Challenge ->
Copy out each line of the listing that has the word "Adult" in it.
=-=-=-=-=
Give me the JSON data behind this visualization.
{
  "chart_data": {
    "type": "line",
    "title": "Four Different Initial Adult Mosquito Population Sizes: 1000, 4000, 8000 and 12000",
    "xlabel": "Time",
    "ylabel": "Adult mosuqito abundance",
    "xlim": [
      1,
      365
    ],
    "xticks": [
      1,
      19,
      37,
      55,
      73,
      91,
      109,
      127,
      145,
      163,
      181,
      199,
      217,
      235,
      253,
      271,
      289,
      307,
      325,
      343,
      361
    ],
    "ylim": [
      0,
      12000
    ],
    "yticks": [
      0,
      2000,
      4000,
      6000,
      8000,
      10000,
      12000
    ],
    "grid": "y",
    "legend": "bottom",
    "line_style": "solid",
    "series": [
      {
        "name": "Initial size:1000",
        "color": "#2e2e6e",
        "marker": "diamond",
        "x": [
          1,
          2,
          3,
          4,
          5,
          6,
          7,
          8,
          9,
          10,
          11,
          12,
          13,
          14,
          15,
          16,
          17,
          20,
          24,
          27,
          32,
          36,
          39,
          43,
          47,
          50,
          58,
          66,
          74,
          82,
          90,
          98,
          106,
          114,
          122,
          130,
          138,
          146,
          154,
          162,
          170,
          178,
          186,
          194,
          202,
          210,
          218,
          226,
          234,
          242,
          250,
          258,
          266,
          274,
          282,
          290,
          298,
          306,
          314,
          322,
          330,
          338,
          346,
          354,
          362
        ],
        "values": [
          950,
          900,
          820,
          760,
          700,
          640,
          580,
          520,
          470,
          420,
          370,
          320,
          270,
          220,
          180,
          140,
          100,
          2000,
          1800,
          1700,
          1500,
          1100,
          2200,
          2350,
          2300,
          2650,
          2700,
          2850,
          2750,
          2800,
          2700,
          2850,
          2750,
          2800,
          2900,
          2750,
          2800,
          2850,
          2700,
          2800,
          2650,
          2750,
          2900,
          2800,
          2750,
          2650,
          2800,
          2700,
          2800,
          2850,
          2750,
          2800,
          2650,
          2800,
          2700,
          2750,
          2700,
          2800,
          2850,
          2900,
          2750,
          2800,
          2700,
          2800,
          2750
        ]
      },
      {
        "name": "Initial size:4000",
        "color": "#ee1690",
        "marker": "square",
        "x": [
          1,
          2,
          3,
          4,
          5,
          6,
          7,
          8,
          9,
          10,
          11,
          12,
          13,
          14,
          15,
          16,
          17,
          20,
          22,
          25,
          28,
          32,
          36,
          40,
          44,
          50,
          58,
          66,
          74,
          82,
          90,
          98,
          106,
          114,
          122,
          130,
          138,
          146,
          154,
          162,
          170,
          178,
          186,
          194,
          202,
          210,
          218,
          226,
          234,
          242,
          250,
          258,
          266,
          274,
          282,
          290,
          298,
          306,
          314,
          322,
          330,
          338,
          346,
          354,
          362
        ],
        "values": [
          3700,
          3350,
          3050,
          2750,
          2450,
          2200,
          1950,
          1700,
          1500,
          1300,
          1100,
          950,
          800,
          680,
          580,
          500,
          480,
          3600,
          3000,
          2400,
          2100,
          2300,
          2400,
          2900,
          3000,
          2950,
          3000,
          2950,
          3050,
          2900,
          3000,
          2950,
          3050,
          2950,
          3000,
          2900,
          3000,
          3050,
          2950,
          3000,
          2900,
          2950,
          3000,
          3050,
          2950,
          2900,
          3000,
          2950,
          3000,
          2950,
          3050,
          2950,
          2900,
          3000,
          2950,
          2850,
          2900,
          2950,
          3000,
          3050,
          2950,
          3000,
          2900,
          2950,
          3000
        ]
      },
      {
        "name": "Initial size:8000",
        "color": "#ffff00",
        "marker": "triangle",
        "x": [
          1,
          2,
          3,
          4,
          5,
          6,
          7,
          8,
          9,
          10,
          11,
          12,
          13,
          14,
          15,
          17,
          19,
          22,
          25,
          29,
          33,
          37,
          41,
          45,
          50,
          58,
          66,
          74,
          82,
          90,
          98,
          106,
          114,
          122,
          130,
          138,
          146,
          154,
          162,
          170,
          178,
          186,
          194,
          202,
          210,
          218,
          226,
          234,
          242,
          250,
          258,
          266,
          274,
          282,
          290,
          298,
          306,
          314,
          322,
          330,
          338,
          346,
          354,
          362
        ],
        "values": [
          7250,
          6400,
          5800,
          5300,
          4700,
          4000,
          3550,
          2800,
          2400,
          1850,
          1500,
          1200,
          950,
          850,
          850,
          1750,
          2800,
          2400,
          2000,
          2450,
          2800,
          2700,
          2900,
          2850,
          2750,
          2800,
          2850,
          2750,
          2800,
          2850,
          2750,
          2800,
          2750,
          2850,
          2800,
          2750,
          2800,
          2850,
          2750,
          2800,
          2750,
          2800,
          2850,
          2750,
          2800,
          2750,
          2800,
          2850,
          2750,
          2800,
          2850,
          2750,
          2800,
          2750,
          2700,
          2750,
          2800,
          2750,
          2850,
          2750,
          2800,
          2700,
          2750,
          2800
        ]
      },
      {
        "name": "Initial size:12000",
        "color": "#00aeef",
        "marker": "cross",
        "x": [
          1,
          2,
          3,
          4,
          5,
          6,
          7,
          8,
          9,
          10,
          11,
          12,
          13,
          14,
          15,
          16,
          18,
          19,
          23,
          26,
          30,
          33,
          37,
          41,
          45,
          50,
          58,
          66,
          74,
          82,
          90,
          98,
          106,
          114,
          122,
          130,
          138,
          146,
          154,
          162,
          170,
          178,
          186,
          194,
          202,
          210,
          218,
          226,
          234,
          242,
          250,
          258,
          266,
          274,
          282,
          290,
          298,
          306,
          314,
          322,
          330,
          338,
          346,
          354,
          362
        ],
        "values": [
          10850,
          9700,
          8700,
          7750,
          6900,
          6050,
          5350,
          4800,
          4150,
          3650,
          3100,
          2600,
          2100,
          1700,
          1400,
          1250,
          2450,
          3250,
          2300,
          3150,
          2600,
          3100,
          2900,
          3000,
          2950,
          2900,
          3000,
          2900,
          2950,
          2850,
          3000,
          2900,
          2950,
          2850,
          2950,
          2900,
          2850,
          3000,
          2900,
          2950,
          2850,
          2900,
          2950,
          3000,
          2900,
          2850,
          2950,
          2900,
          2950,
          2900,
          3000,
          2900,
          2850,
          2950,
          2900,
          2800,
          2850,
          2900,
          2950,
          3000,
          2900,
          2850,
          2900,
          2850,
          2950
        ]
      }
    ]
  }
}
=-=-=-=-=
Written reply ->
    "title": "Four Different Initial Adult Mosquito Population Sizes: 1000, 4000, 8000 and 12000",
    "ylabel": "Adult mosuqito abundance",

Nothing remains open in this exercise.